(Отрывок текста)
++++++++
Да, наверное, это были дни счастья. Счастья, которое осознается нами вдруг, когда мы слышим шорох его уходящих шагов. И тогда сразу понимаем, что такого никогда не бывает много, а всегда оказывается недостаточно…
Не хочется заполнять воспоминания о Раневской какими-то забавными эпизодами или нелепыми происшествиями.
Я видел Фаину Георгиевну в ее замечательных, гастрольных ролях Театра Моссовета, видел в спектакле «Дальше – тишина» по пьесе В. Дельмар, где они вместе с Ростиславом Яновичем Пляттом играли пронзительно трогательную пару стариков, которых разлучают их собственные дети, отправляя мать в дом престарелых.
Помню себя, зареванного, пришедшего в гримерку к Раневской после этого спектакля. А она, вот этим своим растиражированным подражателями басом, сказала мне: «Деточка, какая неудачная затея. Ну зачем надо было приходить сегодня?» Это было до такой степени мило и до такой степени по-актерски, что я тоже, как мог, расцветил свою речь фейерверками из слов и впечатлений, благо что они были вызваны к жизни совершенно естественным образом именно ею. Есть одна дурная пьеса, где театральный работник, репетируя с молодой актрисой, вспоминает, как играла Стрепетова: «Дурнушка, маленькая, но как скажет: „С матерью дай проститься!“ – и ты уже чувствуешь, что дрожишь, что плачешь, что сердце не может не биться, что горе охватывает театр»… Вот это горе, охватывающее театр, я испытал на спектакле «Дальше – тишина».
Память переплавляет воспоминания о Фаине Георгиевне в единый временной слиток, от которого и на душе делается тепло, и в горле першить начинает. Остается только сожаление, что был невнимателен или что память твоя несовершенна.
Аркадий Райкин
Мне приходилось много работать на радио с женщинами: Антониной Ильиной, Лией Веледницкой, Надеждой Киселевой, Розой Иоффе.
Радиопостановку по сказке Шарля Перро «Золушка» ставила Лия Веледницкая. Кого я играл, сейчас уже не помню, а вот на роль Короля был приглашен Аркадий Исаакович Райкин.
И снова я ощутил восторг от того, что совсем рядом со мной, по другую сторону микрофона, стоит великий артист. От того, что нас связывает общее дело. От незабываемого чувства сотворчества, сотоварищества.
Оказалось, что у него все, как у нормальных людей: те же сомнения, те же причуды, те же слабости, но… Гений – особая статья. Пушкин писал Вяземскому: «Зачем жалеешь ты о потере записок Байрона? Слава богу, что потеряны… Оставь любопытство толпе и будь заодно с гением… Мы знаем Байрона довольно. Видели его на троне славы, видели в мучениях великой души, видели в гробе посреди воскресающей Греции… Толпа… в подлости своей радуется унижению высокого, слабостям могущего. При открытии всякой мерзости она в восхищении. Он мал, как мы, он мерзок, как мы! Врете, подлецы: он и мал и мерзок – не так, как вы, – иначе…»
++++++++
(Позиции набора данных)
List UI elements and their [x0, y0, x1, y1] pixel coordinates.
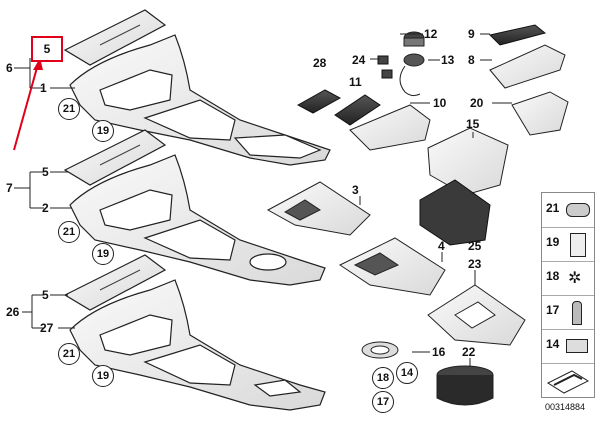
tray-11	[334, 94, 381, 126]
legend-cell-18: 18 ✲	[542, 261, 594, 296]
callout-28: 28	[313, 56, 327, 70]
rubber-mat-28	[296, 89, 342, 114]
legend-cell-arrow	[542, 363, 594, 397]
callout-7: 7	[6, 181, 13, 195]
star-washer-icon: ✲	[568, 270, 582, 287]
clip-icon	[570, 233, 586, 257]
circled-callout-14: 14	[396, 362, 418, 384]
circled-callout-19-bottom: 19	[92, 365, 114, 387]
circled-callout-18: 18	[372, 367, 394, 389]
circled-callout-19-top: 19	[92, 120, 114, 142]
circled-callout-19-middle: 19	[92, 243, 114, 265]
console-panel-2	[69, 154, 326, 286]
callout-6: 6	[6, 61, 13, 75]
nut-clip-icon	[566, 339, 588, 353]
console-panel-3	[69, 279, 326, 411]
legend-cell-19: 19	[542, 227, 594, 262]
tray-8	[489, 44, 566, 89]
highlighted-part-box: 5	[31, 36, 63, 62]
bracket-25	[419, 179, 491, 246]
legend-number-14: 14	[546, 337, 560, 351]
callout-2: 2	[42, 201, 49, 215]
legend-cell-14: 14	[542, 329, 594, 364]
console-panel-1	[69, 34, 331, 166]
callout-5-bottom: 5	[42, 288, 49, 302]
callout-24: 24	[352, 53, 366, 67]
housing-10	[349, 104, 431, 151]
ring-16	[361, 341, 399, 359]
box-20	[511, 91, 569, 136]
legend-number-17: 17	[546, 303, 560, 317]
callout-16: 16	[432, 345, 446, 359]
circled-callout-21-bottom: 21	[58, 343, 80, 365]
callout-10: 10	[433, 96, 447, 110]
trim-3	[266, 181, 371, 236]
screw-icon	[572, 301, 582, 325]
callout-5-middle: 5	[42, 165, 49, 179]
fastener-legend-panel: 21 19 18 ✲ 17 14	[541, 192, 595, 398]
direction-arrow-icon	[546, 370, 590, 394]
storage-cover-1	[63, 9, 167, 66]
legend-number-19: 19	[546, 235, 560, 249]
callout-4: 4	[438, 239, 445, 253]
callout-9: 9	[468, 27, 475, 41]
legend-cell-17: 17	[542, 295, 594, 330]
callout-26: 26	[6, 305, 20, 319]
connector-24a	[377, 55, 389, 65]
callout-25: 25	[468, 239, 482, 253]
callout-11: 11	[349, 75, 362, 89]
callout-20: 20	[470, 96, 484, 110]
socket-13	[399, 53, 425, 97]
leader-lines	[14, 33, 512, 366]
socket-12	[403, 31, 425, 47]
callout-8: 8	[468, 53, 475, 67]
circled-callout-17: 17	[372, 391, 394, 413]
callout-3: 3	[352, 183, 359, 197]
storage-cover-3	[63, 254, 167, 311]
circled-callout-21-top: 21	[58, 98, 80, 120]
callout-23: 23	[468, 257, 482, 271]
connector-24b	[381, 69, 393, 79]
reference-code: 00314884	[545, 402, 586, 412]
legend-number-21: 21	[546, 201, 560, 215]
callout-15: 15	[466, 117, 480, 131]
legend-number-18: 18	[546, 269, 560, 283]
storage-cover-2	[63, 129, 167, 186]
legend-cell-21: 21	[542, 193, 594, 228]
highlight-arrow	[13, 58, 43, 151]
plug-icon	[566, 203, 590, 217]
circled-callout-21-middle: 21	[58, 221, 80, 243]
callout-13: 13	[441, 53, 455, 67]
highlighted-part-number: 5	[43, 42, 51, 56]
callout-22: 22	[462, 345, 476, 359]
callout-27: 27	[40, 321, 54, 335]
callout-1: 1	[40, 81, 47, 95]
rubber-mat-9	[489, 24, 547, 46]
cover-22	[436, 365, 494, 406]
storage-bin-15	[427, 127, 509, 196]
callout-12: 12	[424, 27, 438, 41]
++++++++
(Задание)
Выведете дословно часть воспоминаний об актерах от слов «Радиопостановку по сказке» до слов «Аркадий Исаакович Райкин.»? Позиции набора данных представляют собой самостоятельный материал.

(Ответ)
Радиопостановку по сказке Шарля Перро «Золушка» ставила Лия Веледницкая. Кого я играл, сейчас уже не помню, а вот на роль Короля был приглашен Аркадий Исаакович Райкин.